The problem: Show every line of the records below that contains the word "Crone".

★ ★ ★ ★

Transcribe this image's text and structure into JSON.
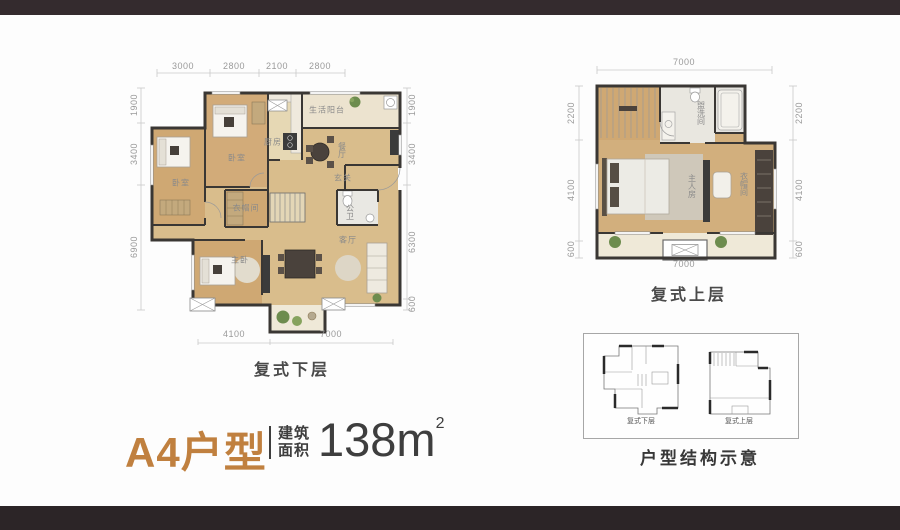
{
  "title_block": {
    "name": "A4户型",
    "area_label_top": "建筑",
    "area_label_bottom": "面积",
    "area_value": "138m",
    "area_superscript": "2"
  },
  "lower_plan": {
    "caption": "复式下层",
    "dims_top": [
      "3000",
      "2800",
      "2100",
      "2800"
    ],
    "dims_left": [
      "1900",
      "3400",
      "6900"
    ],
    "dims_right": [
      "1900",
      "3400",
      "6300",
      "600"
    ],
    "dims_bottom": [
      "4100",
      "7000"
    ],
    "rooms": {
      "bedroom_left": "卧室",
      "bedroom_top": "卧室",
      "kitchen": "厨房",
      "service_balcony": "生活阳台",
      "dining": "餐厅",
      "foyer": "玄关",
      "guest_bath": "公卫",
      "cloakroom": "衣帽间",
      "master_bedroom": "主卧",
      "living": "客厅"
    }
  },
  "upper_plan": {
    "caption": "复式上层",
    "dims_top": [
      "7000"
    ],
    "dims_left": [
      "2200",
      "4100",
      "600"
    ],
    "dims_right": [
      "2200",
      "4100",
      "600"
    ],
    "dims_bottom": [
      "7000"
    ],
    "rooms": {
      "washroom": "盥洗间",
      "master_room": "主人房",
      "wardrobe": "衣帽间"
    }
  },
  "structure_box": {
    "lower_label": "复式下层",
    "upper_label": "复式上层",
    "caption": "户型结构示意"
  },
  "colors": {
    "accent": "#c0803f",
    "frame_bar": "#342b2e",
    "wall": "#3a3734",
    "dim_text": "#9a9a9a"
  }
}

★ ★ ★ ★

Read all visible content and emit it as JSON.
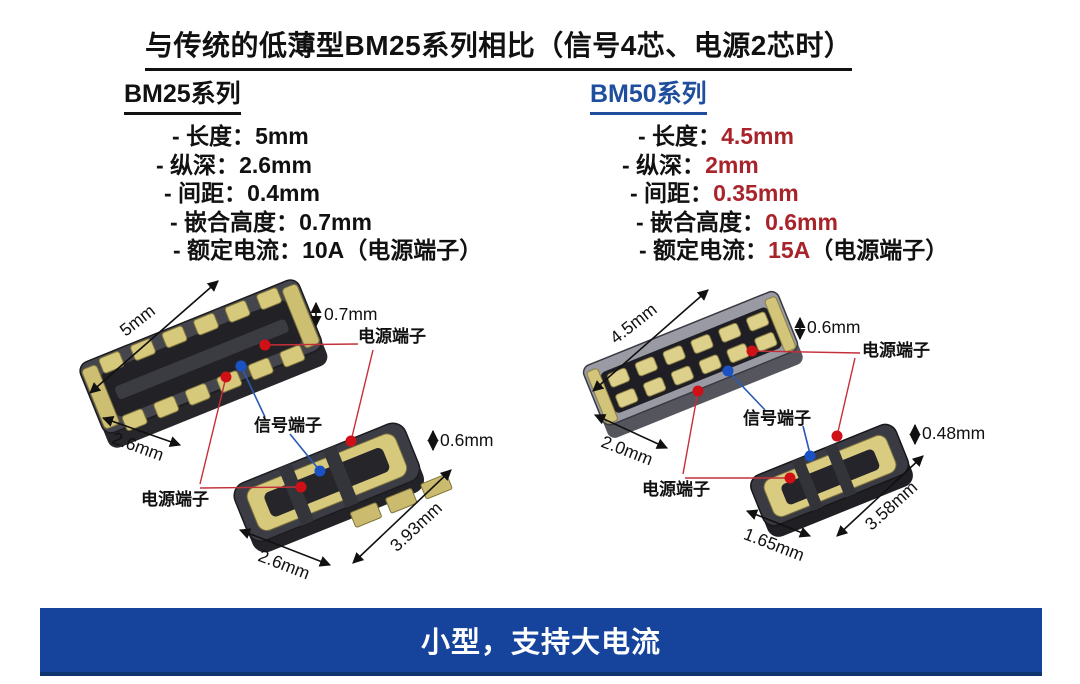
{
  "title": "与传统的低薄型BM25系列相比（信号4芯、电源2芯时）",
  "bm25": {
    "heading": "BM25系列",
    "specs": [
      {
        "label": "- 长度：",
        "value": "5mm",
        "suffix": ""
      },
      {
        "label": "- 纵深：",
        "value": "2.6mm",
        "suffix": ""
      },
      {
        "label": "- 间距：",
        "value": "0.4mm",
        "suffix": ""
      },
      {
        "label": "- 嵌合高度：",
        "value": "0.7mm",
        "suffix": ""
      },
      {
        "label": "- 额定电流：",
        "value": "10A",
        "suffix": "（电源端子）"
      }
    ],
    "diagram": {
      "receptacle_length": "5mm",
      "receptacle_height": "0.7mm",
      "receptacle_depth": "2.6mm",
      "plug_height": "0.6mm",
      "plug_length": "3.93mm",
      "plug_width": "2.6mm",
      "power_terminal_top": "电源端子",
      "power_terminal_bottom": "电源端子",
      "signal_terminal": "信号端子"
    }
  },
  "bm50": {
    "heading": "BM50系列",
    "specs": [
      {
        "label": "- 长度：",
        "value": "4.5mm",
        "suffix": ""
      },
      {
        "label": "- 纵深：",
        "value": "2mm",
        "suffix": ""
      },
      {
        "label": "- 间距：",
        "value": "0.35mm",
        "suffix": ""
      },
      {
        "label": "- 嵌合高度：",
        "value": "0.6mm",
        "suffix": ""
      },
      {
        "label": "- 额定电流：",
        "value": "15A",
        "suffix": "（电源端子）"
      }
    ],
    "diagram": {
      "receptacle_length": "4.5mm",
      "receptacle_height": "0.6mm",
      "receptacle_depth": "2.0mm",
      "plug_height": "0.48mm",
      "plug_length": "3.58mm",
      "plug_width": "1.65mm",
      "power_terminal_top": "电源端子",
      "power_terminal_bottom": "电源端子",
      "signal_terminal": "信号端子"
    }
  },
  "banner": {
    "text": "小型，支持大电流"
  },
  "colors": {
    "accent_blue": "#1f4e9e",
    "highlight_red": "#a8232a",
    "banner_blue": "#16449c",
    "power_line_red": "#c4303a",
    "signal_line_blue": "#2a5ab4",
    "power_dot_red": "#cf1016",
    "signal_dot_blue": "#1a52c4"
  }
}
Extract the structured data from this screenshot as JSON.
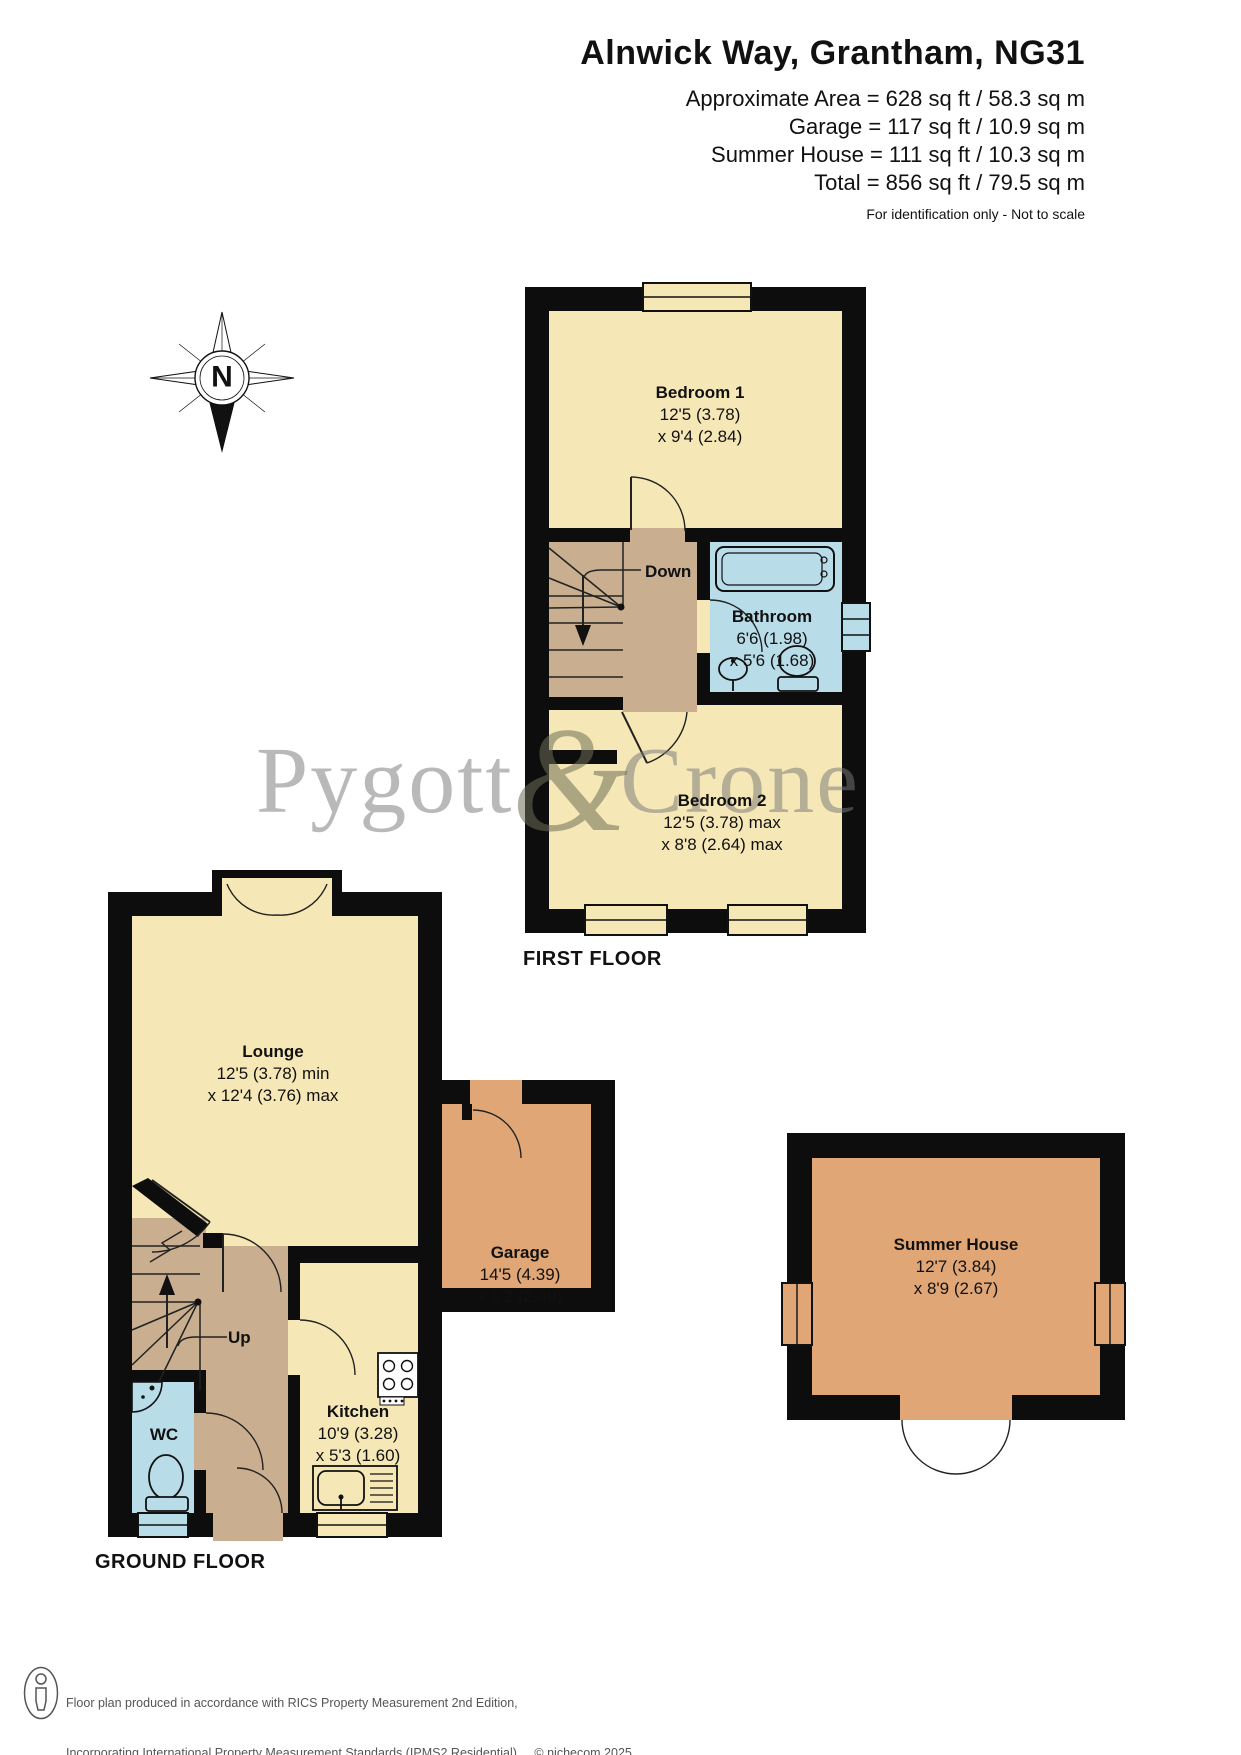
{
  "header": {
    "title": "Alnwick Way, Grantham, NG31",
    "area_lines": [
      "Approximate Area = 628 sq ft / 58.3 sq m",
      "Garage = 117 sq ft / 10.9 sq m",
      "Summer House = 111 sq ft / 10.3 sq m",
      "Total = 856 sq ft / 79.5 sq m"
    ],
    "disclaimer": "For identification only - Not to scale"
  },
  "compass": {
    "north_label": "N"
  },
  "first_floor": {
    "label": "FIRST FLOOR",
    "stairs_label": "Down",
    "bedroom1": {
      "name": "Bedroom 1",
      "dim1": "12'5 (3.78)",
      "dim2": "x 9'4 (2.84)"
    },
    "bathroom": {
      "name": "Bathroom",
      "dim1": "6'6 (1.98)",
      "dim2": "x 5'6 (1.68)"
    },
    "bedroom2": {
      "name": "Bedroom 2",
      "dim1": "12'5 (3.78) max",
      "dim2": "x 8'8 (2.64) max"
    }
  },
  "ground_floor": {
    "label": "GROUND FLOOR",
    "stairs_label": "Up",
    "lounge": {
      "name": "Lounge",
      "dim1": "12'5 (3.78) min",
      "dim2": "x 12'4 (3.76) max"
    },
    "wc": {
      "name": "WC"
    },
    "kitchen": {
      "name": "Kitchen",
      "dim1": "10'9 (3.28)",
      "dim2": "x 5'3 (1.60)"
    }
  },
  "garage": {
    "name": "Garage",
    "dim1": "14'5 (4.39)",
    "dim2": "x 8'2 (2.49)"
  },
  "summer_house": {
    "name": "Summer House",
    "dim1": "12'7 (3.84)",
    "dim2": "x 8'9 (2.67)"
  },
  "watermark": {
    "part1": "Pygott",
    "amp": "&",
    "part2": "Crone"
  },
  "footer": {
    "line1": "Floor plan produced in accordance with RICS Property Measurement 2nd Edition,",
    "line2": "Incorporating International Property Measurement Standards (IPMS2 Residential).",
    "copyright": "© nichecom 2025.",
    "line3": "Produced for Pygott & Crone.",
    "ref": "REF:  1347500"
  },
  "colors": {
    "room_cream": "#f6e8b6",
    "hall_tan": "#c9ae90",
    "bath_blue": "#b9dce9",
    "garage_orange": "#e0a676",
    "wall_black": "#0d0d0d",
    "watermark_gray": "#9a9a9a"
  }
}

★ ★ ★ ★

Problem solution:
    "part2": "Crone"
    "line3": "Produced for Pygott & Crone.",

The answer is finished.